Written exercise:
Return every line of the material exactly.

Data for the task:
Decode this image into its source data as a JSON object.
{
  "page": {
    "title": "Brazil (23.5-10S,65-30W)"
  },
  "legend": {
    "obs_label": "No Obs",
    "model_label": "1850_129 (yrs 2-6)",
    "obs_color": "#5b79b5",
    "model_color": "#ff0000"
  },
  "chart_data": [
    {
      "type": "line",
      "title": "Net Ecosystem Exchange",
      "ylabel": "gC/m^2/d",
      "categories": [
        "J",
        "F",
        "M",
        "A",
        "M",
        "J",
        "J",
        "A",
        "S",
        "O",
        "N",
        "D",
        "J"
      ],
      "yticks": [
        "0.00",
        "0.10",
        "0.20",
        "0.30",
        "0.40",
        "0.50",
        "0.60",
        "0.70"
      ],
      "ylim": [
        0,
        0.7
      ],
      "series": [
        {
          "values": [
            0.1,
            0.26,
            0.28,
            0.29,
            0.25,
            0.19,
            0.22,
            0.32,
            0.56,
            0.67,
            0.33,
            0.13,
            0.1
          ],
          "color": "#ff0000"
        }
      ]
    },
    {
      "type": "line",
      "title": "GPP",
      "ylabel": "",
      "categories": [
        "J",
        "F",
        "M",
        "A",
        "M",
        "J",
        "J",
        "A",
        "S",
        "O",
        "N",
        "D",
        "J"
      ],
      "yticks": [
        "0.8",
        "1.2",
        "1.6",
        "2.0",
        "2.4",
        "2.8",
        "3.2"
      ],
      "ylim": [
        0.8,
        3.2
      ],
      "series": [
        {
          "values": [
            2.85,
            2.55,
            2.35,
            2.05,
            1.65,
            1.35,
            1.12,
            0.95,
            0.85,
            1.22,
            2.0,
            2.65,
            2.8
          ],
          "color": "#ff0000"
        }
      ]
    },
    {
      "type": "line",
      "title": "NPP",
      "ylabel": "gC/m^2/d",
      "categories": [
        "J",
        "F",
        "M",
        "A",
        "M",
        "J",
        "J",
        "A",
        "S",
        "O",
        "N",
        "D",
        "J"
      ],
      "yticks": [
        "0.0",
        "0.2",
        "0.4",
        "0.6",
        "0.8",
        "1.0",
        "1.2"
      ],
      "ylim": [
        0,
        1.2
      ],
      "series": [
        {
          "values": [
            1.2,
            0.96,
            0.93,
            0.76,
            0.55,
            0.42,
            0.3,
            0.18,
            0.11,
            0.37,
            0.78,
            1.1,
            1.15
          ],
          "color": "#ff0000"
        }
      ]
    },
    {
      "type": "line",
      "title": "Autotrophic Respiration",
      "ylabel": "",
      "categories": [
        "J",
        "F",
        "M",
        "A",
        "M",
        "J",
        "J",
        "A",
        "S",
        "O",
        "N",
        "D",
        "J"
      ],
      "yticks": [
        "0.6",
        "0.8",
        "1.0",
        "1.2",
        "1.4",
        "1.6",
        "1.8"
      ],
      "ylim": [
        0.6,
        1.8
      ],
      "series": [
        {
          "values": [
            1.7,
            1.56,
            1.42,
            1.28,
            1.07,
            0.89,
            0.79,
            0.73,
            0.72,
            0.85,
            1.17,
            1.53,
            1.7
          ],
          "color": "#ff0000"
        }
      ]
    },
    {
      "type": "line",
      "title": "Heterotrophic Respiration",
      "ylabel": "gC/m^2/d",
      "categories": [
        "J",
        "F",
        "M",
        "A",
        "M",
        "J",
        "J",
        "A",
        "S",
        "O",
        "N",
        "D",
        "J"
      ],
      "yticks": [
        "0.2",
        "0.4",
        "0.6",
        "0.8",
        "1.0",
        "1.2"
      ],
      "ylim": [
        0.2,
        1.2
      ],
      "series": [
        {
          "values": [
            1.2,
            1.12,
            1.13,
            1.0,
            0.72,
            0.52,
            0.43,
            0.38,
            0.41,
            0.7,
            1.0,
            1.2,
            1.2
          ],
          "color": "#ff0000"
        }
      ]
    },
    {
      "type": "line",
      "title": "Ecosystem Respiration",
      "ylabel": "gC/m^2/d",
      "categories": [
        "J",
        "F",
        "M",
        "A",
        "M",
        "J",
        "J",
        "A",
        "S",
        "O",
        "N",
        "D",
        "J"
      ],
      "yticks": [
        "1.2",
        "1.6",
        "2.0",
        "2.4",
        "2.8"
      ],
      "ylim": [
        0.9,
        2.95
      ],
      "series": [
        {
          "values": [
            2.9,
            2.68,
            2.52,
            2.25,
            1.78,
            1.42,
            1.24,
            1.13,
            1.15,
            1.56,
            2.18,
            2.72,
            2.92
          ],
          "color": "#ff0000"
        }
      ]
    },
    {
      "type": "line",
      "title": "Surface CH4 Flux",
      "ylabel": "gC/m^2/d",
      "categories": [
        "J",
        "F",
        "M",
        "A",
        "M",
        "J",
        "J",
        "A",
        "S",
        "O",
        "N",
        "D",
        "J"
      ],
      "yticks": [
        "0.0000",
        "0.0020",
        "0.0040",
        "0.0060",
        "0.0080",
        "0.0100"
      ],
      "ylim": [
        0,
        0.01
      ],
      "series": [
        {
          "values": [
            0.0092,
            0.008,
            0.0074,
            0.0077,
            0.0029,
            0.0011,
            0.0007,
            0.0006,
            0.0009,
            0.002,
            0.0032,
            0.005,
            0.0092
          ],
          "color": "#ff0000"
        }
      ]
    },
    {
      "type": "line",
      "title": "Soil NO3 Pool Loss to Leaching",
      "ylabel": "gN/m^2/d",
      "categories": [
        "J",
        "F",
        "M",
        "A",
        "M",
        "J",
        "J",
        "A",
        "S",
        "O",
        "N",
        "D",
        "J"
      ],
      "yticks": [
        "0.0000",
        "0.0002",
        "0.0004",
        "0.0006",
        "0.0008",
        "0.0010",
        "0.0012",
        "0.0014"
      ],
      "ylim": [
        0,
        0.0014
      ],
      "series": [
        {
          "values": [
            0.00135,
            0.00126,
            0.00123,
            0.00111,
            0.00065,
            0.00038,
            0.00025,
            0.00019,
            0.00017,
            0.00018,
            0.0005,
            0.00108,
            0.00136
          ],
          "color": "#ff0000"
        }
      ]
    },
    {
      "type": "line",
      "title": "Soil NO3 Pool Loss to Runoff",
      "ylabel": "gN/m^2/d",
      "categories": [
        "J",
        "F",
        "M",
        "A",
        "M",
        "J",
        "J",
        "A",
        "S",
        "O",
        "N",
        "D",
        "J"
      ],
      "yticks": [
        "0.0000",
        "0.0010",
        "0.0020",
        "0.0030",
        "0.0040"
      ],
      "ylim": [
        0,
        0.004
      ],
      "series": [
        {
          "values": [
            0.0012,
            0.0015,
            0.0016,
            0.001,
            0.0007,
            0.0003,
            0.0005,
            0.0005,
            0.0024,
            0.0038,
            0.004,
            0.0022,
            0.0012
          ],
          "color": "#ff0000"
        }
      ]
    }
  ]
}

Response to this task:
Decode this image into its source data as a JSON object.
{
  "page": {
    "title": "Brazil (23.5-10S,65-30W)"
  },
  "legend": {
    "obs_label": "No Obs",
    "model_label": "1850_129 (yrs 2-6)",
    "obs_color": "#5b79b5",
    "model_color": "#ff0000"
  },
  "chart_data": [
    {
      "type": "line",
      "title": "Net Ecosystem Exchange",
      "ylabel": "gC/m^2/d",
      "categories": [
        "J",
        "F",
        "M",
        "A",
        "M",
        "J",
        "J",
        "A",
        "S",
        "O",
        "N",
        "D",
        "J"
      ],
      "yticks": [
        "0.00",
        "0.10",
        "0.20",
        "0.30",
        "0.40",
        "0.50",
        "0.60",
        "0.70"
      ],
      "ylim": [
        0,
        0.7
      ],
      "series": [
        {
          "values": [
            0.1,
            0.26,
            0.28,
            0.29,
            0.25,
            0.19,
            0.22,
            0.32,
            0.56,
            0.67,
            0.33,
            0.13,
            0.1
          ],
          "color": "#ff0000"
        }
      ]
    },
    {
      "type": "line",
      "title": "GPP",
      "ylabel": "",
      "categories": [
        "J",
        "F",
        "M",
        "A",
        "M",
        "J",
        "J",
        "A",
        "S",
        "O",
        "N",
        "D",
        "J"
      ],
      "yticks": [
        "0.8",
        "1.2",
        "1.6",
        "2.0",
        "2.4",
        "2.8",
        "3.2"
      ],
      "ylim": [
        0.8,
        3.2
      ],
      "series": [
        {
          "values": [
            2.85,
            2.55,
            2.35,
            2.05,
            1.65,
            1.35,
            1.12,
            0.95,
            0.85,
            1.22,
            2.0,
            2.65,
            2.8
          ],
          "color": "#ff0000"
        }
      ]
    },
    {
      "type": "line",
      "title": "NPP",
      "ylabel": "gC/m^2/d",
      "categories": [
        "J",
        "F",
        "M",
        "A",
        "M",
        "J",
        "J",
        "A",
        "S",
        "O",
        "N",
        "D",
        "J"
      ],
      "yticks": [
        "0.0",
        "0.2",
        "0.4",
        "0.6",
        "0.8",
        "1.0",
        "1.2"
      ],
      "ylim": [
        0,
        1.2
      ],
      "series": [
        {
          "values": [
            1.2,
            0.96,
            0.93,
            0.76,
            0.55,
            0.42,
            0.3,
            0.18,
            0.11,
            0.37,
            0.78,
            1.1,
            1.15
          ],
          "color": "#ff0000"
        }
      ]
    },
    {
      "type": "line",
      "title": "Autotrophic Respiration",
      "ylabel": "",
      "categories": [
        "J",
        "F",
        "M",
        "A",
        "M",
        "J",
        "J",
        "A",
        "S",
        "O",
        "N",
        "D",
        "J"
      ],
      "yticks": [
        "0.6",
        "0.8",
        "1.0",
        "1.2",
        "1.4",
        "1.6",
        "1.8"
      ],
      "ylim": [
        0.6,
        1.8
      ],
      "series": [
        {
          "values": [
            1.7,
            1.56,
            1.42,
            1.28,
            1.07,
            0.89,
            0.79,
            0.73,
            0.72,
            0.85,
            1.17,
            1.53,
            1.7
          ],
          "color": "#ff0000"
        }
      ]
    },
    {
      "type": "line",
      "title": "Heterotrophic Respiration",
      "ylabel": "gC/m^2/d",
      "categories": [
        "J",
        "F",
        "M",
        "A",
        "M",
        "J",
        "J",
        "A",
        "S",
        "O",
        "N",
        "D",
        "J"
      ],
      "yticks": [
        "0.2",
        "0.4",
        "0.6",
        "0.8",
        "1.0",
        "1.2"
      ],
      "ylim": [
        0.2,
        1.2
      ],
      "series": [
        {
          "values": [
            1.2,
            1.12,
            1.13,
            1.0,
            0.72,
            0.52,
            0.43,
            0.38,
            0.41,
            0.7,
            1.0,
            1.2,
            1.2
          ],
          "color": "#ff0000"
        }
      ]
    },
    {
      "type": "line",
      "title": "Ecosystem Respiration",
      "ylabel": "gC/m^2/d",
      "categories": [
        "J",
        "F",
        "M",
        "A",
        "M",
        "J",
        "J",
        "A",
        "S",
        "O",
        "N",
        "D",
        "J"
      ],
      "yticks": [
        "1.2",
        "1.6",
        "2.0",
        "2.4",
        "2.8"
      ],
      "ylim": [
        0.9,
        2.95
      ],
      "series": [
        {
          "values": [
            2.9,
            2.68,
            2.52,
            2.25,
            1.78,
            1.42,
            1.24,
            1.13,
            1.15,
            1.56,
            2.18,
            2.72,
            2.92
          ],
          "color": "#ff0000"
        }
      ]
    },
    {
      "type": "line",
      "title": "Surface CH4 Flux",
      "ylabel": "gC/m^2/d",
      "categories": [
        "J",
        "F",
        "M",
        "A",
        "M",
        "J",
        "J",
        "A",
        "S",
        "O",
        "N",
        "D",
        "J"
      ],
      "yticks": [
        "0.0000",
        "0.0020",
        "0.0040",
        "0.0060",
        "0.0080",
        "0.0100"
      ],
      "ylim": [
        0,
        0.01
      ],
      "series": [
        {
          "values": [
            0.0092,
            0.008,
            0.0074,
            0.0077,
            0.0029,
            0.0011,
            0.0007,
            0.0006,
            0.0009,
            0.002,
            0.0032,
            0.005,
            0.0092
          ],
          "color": "#ff0000"
        }
      ]
    },
    {
      "type": "line",
      "title": "Soil NO3 Pool Loss to Leaching",
      "ylabel": "gN/m^2/d",
      "categories": [
        "J",
        "F",
        "M",
        "A",
        "M",
        "J",
        "J",
        "A",
        "S",
        "O",
        "N",
        "D",
        "J"
      ],
      "yticks": [
        "0.0000",
        "0.0002",
        "0.0004",
        "0.0006",
        "0.0008",
        "0.0010",
        "0.0012",
        "0.0014"
      ],
      "ylim": [
        0,
        0.0014
      ],
      "series": [
        {
          "values": [
            0.00135,
            0.00126,
            0.00123,
            0.00111,
            0.00065,
            0.00038,
            0.00025,
            0.00019,
            0.00017,
            0.00018,
            0.0005,
            0.00108,
            0.00136
          ],
          "color": "#ff0000"
        }
      ]
    },
    {
      "type": "line",
      "title": "Soil NO3 Pool Loss to Runoff",
      "ylabel": "gN/m^2/d",
      "categories": [
        "J",
        "F",
        "M",
        "A",
        "M",
        "J",
        "J",
        "A",
        "S",
        "O",
        "N",
        "D",
        "J"
      ],
      "yticks": [
        "0.0000",
        "0.0010",
        "0.0020",
        "0.0030",
        "0.0040"
      ],
      "ylim": [
        0,
        0.004
      ],
      "series": [
        {
          "values": [
            0.0012,
            0.0015,
            0.0016,
            0.001,
            0.0007,
            0.0003,
            0.0005,
            0.0005,
            0.0024,
            0.0038,
            0.004,
            0.0022,
            0.0012
          ],
          "color": "#ff0000"
        }
      ]
    }
  ]
}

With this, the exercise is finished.